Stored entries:
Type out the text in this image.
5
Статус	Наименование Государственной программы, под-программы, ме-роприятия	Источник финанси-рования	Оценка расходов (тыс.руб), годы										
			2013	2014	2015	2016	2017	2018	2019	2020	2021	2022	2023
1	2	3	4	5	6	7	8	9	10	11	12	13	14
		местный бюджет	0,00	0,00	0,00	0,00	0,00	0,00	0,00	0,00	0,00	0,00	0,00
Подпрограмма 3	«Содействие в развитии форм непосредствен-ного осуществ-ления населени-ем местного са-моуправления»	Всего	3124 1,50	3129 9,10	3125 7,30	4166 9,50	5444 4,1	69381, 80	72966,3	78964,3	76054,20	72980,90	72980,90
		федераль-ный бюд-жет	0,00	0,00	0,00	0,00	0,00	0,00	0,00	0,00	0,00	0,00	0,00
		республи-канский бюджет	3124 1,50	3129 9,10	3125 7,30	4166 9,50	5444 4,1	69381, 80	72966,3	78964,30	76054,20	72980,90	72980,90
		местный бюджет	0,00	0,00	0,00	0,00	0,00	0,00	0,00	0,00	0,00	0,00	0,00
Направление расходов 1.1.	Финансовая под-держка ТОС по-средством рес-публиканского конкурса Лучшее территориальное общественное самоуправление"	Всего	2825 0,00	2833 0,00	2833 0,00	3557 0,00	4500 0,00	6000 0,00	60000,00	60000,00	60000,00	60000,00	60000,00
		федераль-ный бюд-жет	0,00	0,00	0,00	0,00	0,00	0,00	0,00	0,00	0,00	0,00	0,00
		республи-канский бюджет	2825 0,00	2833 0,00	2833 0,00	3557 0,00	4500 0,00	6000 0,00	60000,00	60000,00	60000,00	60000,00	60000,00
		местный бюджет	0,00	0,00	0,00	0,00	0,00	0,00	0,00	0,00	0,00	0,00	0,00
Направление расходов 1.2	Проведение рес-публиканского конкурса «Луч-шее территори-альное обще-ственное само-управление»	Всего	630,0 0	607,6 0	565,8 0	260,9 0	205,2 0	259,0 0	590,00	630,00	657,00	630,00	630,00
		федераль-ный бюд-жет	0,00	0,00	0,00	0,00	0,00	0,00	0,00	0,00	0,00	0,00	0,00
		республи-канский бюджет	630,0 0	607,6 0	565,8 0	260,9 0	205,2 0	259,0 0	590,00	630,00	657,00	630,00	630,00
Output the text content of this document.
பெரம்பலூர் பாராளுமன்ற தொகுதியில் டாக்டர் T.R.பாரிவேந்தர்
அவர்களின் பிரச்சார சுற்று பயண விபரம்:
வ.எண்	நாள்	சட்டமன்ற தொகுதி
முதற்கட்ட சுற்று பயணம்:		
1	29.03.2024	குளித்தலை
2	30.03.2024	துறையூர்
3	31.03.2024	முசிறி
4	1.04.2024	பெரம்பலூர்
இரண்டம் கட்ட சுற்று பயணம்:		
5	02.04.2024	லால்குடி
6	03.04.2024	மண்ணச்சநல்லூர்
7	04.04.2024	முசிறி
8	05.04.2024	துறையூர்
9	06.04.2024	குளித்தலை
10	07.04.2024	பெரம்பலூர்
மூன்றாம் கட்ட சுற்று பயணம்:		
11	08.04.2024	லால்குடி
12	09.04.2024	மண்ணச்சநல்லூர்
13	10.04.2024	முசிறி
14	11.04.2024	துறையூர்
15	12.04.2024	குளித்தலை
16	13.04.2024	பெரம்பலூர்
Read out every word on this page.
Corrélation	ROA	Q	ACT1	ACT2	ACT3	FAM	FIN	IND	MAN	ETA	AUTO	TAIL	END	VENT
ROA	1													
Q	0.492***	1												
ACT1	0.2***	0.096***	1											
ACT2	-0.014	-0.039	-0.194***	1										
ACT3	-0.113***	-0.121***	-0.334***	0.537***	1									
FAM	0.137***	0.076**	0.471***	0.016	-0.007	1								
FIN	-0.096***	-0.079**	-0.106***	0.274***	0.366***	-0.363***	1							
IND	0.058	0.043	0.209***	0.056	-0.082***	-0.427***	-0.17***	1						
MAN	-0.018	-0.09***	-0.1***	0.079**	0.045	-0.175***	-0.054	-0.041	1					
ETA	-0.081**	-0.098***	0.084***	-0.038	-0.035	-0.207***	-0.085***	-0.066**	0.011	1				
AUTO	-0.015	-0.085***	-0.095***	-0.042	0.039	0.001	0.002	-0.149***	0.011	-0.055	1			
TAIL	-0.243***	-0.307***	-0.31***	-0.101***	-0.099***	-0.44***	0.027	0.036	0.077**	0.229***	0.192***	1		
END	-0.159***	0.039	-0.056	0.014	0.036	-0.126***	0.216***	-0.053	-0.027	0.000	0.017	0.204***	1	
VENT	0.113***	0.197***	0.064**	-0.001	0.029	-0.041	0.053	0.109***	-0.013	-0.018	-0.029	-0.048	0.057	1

» DO THIS: In the records above, find each line holding "республи" and copy it.

» PROBLEM SOLUTION:
		республи-канский бюджет	3124 1,50	3129 9,10	3125 7,30	4166 9,50	5444 4,1	69381, 80	72966,3	78964,30	76054,20	72980,90	72980,90
		республи-канский бюджет	2825 0,00	2833 0,00	2833 0,00	3557 0,00	4500 0,00	6000 0,00	60000,00	60000,00	60000,00	60000,00	60000,00
		республи-канский бюджет	630,0 0	607,6 0	565,8 0	260,9 0	205,2 0	259,0 0	590,00	630,00	657,00	630,00	630,00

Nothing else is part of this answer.